Dataset items
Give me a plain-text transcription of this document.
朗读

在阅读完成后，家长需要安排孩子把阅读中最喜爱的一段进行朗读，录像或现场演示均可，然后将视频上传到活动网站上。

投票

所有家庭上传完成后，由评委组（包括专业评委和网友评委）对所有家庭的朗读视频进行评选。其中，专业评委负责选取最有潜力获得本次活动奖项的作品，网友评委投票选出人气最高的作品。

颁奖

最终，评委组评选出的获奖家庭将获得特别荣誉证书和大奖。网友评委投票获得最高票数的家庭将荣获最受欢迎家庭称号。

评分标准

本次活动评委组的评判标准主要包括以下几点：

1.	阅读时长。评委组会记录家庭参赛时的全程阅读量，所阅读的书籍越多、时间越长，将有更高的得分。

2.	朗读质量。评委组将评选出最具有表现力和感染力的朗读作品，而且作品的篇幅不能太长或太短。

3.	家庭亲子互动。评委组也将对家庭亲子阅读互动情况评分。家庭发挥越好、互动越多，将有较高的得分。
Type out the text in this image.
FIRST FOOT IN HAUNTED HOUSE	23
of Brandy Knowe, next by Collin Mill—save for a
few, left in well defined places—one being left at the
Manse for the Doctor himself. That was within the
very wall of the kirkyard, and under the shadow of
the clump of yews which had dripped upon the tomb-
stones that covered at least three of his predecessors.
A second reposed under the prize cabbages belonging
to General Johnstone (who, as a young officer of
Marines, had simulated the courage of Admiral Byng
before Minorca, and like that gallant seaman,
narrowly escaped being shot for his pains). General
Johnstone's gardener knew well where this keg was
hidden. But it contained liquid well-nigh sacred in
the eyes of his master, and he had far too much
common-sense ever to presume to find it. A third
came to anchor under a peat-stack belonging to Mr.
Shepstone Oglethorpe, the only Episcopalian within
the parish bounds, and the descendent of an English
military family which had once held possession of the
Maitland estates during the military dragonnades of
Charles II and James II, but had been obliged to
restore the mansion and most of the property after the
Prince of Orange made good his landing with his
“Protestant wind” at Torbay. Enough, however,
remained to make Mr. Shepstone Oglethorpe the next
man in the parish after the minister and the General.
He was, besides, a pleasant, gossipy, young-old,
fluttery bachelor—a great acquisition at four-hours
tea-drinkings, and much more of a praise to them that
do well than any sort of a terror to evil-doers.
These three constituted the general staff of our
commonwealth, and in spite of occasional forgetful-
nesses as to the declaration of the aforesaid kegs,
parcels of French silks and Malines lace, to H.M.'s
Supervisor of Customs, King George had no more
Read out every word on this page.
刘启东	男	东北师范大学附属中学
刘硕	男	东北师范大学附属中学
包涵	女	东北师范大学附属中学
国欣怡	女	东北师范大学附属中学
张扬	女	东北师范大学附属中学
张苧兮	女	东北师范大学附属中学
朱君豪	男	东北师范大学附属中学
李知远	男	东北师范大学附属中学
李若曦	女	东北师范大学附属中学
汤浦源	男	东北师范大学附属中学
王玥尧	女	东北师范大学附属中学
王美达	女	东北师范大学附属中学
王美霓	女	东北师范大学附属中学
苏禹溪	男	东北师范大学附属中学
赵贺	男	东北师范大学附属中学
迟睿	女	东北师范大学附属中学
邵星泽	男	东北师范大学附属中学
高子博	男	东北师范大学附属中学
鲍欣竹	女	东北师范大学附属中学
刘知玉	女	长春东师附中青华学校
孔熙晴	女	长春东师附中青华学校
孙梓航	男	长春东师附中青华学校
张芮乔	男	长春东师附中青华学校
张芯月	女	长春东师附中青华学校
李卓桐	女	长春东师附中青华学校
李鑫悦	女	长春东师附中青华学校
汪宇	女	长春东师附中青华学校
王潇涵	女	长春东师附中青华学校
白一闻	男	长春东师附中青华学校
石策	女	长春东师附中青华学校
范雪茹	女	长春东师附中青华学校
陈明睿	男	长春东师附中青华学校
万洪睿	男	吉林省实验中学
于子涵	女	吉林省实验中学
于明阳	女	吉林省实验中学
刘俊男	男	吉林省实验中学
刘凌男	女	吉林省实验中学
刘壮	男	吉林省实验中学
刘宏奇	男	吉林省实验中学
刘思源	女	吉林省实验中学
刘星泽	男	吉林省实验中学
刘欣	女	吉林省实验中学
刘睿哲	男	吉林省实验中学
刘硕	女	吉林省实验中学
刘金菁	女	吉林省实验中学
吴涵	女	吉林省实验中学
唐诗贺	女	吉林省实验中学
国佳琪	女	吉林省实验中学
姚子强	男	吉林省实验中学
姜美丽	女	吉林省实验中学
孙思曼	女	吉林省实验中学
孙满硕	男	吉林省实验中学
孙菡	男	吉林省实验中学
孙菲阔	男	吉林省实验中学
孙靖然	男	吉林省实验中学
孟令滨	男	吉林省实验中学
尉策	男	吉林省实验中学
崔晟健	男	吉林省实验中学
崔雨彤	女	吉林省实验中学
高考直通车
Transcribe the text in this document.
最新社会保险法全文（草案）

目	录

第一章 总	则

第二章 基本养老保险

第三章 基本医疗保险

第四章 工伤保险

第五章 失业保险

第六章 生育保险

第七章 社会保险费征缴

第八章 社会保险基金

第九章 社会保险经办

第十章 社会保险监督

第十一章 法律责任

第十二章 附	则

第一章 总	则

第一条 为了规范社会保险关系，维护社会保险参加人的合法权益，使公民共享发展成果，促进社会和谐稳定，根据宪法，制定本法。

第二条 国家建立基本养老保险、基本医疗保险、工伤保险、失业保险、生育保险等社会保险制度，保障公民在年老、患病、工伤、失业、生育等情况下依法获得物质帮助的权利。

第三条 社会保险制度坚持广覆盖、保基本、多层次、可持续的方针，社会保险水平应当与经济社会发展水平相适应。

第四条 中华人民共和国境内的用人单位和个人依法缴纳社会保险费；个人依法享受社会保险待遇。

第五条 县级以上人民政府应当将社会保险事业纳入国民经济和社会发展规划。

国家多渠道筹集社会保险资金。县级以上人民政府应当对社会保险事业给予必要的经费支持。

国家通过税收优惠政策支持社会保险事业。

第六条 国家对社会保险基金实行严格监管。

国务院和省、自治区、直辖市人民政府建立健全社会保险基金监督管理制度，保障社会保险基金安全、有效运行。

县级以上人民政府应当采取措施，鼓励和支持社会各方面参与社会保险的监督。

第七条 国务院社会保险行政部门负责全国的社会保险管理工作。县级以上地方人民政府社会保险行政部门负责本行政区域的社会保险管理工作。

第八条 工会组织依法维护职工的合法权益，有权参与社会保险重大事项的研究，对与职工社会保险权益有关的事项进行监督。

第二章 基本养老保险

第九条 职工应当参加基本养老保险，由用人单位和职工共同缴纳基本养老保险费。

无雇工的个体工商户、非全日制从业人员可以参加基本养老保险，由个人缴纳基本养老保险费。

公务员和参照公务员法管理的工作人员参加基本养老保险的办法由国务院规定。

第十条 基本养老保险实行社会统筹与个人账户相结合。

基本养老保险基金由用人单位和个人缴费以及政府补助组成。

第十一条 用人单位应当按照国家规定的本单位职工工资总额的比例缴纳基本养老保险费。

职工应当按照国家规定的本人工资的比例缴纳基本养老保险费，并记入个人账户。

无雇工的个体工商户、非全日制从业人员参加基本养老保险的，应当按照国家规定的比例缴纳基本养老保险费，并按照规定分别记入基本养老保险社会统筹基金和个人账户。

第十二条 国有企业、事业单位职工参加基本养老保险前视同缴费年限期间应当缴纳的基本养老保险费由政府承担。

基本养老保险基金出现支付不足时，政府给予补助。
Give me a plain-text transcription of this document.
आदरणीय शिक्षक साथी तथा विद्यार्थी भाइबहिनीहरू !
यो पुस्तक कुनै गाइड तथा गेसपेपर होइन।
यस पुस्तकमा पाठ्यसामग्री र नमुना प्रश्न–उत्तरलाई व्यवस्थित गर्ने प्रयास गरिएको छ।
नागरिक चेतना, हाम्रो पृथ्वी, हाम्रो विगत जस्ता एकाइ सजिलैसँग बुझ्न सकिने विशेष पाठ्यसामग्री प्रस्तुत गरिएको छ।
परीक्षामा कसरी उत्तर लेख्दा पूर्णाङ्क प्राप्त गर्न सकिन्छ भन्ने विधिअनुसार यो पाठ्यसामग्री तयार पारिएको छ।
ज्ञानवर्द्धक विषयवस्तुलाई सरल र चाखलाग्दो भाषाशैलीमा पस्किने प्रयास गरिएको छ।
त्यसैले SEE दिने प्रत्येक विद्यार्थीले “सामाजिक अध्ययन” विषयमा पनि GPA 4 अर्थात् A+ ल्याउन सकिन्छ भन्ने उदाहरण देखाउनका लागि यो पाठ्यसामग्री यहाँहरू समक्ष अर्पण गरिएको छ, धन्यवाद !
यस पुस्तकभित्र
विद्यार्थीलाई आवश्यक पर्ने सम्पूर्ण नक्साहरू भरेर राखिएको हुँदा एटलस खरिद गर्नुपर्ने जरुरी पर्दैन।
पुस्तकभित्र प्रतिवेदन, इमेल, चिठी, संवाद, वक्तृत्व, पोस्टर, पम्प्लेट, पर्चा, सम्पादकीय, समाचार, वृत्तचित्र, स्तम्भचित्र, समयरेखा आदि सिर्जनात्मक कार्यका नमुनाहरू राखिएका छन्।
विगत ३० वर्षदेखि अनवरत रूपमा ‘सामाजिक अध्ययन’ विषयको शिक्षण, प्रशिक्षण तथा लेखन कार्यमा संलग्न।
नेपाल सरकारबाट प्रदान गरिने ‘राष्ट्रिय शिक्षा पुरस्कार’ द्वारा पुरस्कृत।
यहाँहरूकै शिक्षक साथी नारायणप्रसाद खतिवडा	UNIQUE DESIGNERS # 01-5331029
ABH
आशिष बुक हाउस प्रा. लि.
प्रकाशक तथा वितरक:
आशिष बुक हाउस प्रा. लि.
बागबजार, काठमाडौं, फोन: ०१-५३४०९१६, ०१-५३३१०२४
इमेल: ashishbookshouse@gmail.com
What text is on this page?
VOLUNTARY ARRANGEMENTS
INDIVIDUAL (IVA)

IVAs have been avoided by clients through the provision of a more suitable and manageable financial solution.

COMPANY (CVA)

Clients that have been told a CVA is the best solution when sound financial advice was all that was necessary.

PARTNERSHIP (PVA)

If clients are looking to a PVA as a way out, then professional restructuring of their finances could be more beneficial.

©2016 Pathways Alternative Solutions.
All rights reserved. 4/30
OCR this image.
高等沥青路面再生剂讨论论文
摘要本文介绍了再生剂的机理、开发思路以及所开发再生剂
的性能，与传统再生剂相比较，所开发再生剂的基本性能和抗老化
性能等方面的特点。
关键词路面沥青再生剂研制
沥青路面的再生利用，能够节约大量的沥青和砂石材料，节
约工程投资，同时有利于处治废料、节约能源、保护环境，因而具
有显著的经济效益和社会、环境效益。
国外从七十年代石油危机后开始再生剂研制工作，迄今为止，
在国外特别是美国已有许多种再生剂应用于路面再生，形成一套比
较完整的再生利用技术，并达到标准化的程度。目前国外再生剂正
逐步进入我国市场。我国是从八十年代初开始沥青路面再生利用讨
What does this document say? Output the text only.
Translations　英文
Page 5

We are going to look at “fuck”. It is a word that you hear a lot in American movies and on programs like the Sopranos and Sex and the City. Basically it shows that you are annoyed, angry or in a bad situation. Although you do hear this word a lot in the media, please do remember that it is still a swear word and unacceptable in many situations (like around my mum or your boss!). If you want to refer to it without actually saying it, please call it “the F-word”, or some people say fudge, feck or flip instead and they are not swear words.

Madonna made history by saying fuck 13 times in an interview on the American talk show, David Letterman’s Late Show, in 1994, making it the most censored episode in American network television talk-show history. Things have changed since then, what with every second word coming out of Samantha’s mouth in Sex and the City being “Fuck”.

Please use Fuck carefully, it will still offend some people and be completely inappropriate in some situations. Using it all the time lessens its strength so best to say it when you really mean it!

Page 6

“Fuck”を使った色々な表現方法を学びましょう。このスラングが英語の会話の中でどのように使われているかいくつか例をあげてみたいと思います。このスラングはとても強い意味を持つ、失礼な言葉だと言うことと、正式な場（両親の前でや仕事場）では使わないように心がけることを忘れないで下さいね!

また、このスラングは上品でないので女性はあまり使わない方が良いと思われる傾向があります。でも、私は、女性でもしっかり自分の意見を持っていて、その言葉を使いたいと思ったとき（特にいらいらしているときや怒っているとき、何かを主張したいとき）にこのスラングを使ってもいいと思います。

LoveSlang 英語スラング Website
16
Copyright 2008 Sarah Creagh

Written task —
Your task is to pick out every line with the string "within" and copy it.

Final answer —
Manse for the Doctor himself. That was within the
Shepstone Oglethorpe, the only Episcopalian within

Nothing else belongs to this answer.